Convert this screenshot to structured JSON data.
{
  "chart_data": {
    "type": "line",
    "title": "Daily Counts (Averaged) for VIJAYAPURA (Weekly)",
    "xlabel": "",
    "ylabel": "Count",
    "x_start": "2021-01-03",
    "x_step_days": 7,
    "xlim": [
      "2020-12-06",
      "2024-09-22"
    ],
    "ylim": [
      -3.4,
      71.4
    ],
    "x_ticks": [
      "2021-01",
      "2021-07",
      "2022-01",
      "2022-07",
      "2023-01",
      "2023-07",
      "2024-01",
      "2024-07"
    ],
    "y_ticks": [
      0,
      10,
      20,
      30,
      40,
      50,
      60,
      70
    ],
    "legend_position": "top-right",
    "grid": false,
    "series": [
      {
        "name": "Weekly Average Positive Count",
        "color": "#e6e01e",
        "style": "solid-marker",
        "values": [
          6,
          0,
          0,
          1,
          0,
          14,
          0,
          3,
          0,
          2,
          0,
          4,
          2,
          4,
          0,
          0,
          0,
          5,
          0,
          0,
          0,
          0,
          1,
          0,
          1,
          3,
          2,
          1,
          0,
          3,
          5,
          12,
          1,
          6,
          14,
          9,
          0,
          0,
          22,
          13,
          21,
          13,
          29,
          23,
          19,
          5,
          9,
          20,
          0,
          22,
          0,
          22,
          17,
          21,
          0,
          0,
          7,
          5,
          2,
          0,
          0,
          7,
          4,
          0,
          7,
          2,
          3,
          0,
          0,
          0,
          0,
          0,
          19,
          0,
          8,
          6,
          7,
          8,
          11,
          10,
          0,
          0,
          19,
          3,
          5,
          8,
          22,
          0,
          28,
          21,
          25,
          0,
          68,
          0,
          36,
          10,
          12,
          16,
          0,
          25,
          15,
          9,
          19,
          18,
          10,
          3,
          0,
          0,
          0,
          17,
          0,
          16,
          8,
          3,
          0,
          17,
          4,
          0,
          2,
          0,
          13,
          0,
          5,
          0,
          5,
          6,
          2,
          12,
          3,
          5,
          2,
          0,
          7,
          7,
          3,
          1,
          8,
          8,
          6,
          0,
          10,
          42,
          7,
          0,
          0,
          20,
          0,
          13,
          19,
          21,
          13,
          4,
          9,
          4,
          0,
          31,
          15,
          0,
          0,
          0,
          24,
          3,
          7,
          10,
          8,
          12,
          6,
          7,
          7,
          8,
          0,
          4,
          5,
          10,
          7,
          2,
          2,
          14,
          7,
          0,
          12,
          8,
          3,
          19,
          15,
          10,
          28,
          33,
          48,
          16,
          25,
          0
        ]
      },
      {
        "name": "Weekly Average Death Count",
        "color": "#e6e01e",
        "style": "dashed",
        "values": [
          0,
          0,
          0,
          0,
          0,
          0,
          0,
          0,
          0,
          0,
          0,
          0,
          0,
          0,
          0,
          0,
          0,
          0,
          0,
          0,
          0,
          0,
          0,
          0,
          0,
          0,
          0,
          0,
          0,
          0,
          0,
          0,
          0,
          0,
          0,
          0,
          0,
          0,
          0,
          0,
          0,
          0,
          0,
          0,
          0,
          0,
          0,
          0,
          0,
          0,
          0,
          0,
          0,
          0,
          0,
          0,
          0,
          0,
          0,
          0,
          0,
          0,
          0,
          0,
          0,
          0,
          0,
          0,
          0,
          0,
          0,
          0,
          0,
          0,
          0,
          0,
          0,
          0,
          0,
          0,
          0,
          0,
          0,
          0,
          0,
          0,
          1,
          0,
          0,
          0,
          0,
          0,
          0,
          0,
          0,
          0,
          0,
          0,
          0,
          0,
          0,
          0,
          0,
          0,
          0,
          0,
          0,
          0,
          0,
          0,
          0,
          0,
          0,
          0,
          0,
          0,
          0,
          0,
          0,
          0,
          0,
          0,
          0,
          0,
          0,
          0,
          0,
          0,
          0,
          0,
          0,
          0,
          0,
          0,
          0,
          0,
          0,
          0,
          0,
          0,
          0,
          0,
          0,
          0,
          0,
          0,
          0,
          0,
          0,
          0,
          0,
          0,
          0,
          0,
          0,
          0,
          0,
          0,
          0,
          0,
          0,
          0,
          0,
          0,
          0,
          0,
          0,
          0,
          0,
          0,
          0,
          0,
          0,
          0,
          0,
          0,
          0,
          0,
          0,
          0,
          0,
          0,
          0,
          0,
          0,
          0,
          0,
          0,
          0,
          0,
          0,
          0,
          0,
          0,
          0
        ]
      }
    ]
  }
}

━━━━━━━━━━━━━━━━━━━━━━━━━━━━━━

Objective: Reproduce the entries above in full by retyping them exactly.

Response to the exercise:
Convert this screenshot to structured JSON data.
{
  "chart_data": {
    "type": "line",
    "title": "Daily Counts (Averaged) for VIJAYAPURA (Weekly)",
    "xlabel": "",
    "ylabel": "Count",
    "x_start": "2021-01-03",
    "x_step_days": 7,
    "xlim": [
      "2020-12-06",
      "2024-09-22"
    ],
    "ylim": [
      -3.4,
      71.4
    ],
    "x_ticks": [
      "2021-01",
      "2021-07",
      "2022-01",
      "2022-07",
      "2023-01",
      "2023-07",
      "2024-01",
      "2024-07"
    ],
    "y_ticks": [
      0,
      10,
      20,
      30,
      40,
      50,
      60,
      70
    ],
    "legend_position": "top-right",
    "grid": false,
    "series": [
      {
        "name": "Weekly Average Positive Count",
        "color": "#e6e01e",
        "style": "solid-marker",
        "values": [
          6,
          0,
          0,
          1,
          0,
          14,
          0,
          3,
          0,
          2,
          0,
          4,
          2,
          4,
          0,
          0,
          0,
          5,
          0,
          0,
          0,
          0,
          1,
          0,
          1,
          3,
          2,
          1,
          0,
          3,
          5,
          12,
          1,
          6,
          14,
          9,
          0,
          0,
          22,
          13,
          21,
          13,
          29,
          23,
          19,
          5,
          9,
          20,
          0,
          22,
          0,
          22,
          17,
          21,
          0,
          0,
          7,
          5,
          2,
          0,
          0,
          7,
          4,
          0,
          7,
          2,
          3,
          0,
          0,
          0,
          0,
          0,
          19,
          0,
          8,
          6,
          7,
          8,
          11,
          10,
          0,
          0,
          19,
          3,
          5,
          8,
          22,
          0,
          28,
          21,
          25,
          0,
          68,
          0,
          36,
          10,
          12,
          16,
          0,
          25,
          15,
          9,
          19,
          18,
          10,
          3,
          0,
          0,
          0,
          17,
          0,
          16,
          8,
          3,
          0,
          17,
          4,
          0,
          2,
          0,
          13,
          0,
          5,
          0,
          5,
          6,
          2,
          12,
          3,
          5,
          2,
          0,
          7,
          7,
          3,
          1,
          8,
          8,
          6,
          0,
          10,
          42,
          7,
          0,
          0,
          20,
          0,
          13,
          19,
          21,
          13,
          4,
          9,
          4,
          0,
          31,
          15,
          0,
          0,
          0,
          24,
          3,
          7,
          10,
          8,
          12,
          6,
          7,
          7,
          8,
          0,
          4,
          5,
          10,
          7,
          2,
          2,
          14,
          7,
          0,
          12,
          8,
          3,
          19,
          15,
          10,
          28,
          33,
          48,
          16,
          25,
          0
        ]
      },
      {
        "name": "Weekly Average Death Count",
        "color": "#e6e01e",
        "style": "dashed",
        "values": [
          0,
          0,
          0,
          0,
          0,
          0,
          0,
          0,
          0,
          0,
          0,
          0,
          0,
          0,
          0,
          0,
          0,
          0,
          0,
          0,
          0,
          0,
          0,
          0,
          0,
          0,
          0,
          0,
          0,
          0,
          0,
          0,
          0,
          0,
          0,
          0,
          0,
          0,
          0,
          0,
          0,
          0,
          0,
          0,
          0,
          0,
          0,
          0,
          0,
          0,
          0,
          0,
          0,
          0,
          0,
          0,
          0,
          0,
          0,
          0,
          0,
          0,
          0,
          0,
          0,
          0,
          0,
          0,
          0,
          0,
          0,
          0,
          0,
          0,
          0,
          0,
          0,
          0,
          0,
          0,
          0,
          0,
          0,
          0,
          0,
          0,
          1,
          0,
          0,
          0,
          0,
          0,
          0,
          0,
          0,
          0,
          0,
          0,
          0,
          0,
          0,
          0,
          0,
          0,
          0,
          0,
          0,
          0,
          0,
          0,
          0,
          0,
          0,
          0,
          0,
          0,
          0,
          0,
          0,
          0,
          0,
          0,
          0,
          0,
          0,
          0,
          0,
          0,
          0,
          0,
          0,
          0,
          0,
          0,
          0,
          0,
          0,
          0,
          0,
          0,
          0,
          0,
          0,
          0,
          0,
          0,
          0,
          0,
          0,
          0,
          0,
          0,
          0,
          0,
          0,
          0,
          0,
          0,
          0,
          0,
          0,
          0,
          0,
          0,
          0,
          0,
          0,
          0,
          0,
          0,
          0,
          0,
          0,
          0,
          0,
          0,
          0,
          0,
          0,
          0,
          0,
          0,
          0,
          0,
          0,
          0,
          0,
          0,
          0,
          0,
          0,
          0,
          0,
          0,
          0
        ]
      }
    ]
  }
}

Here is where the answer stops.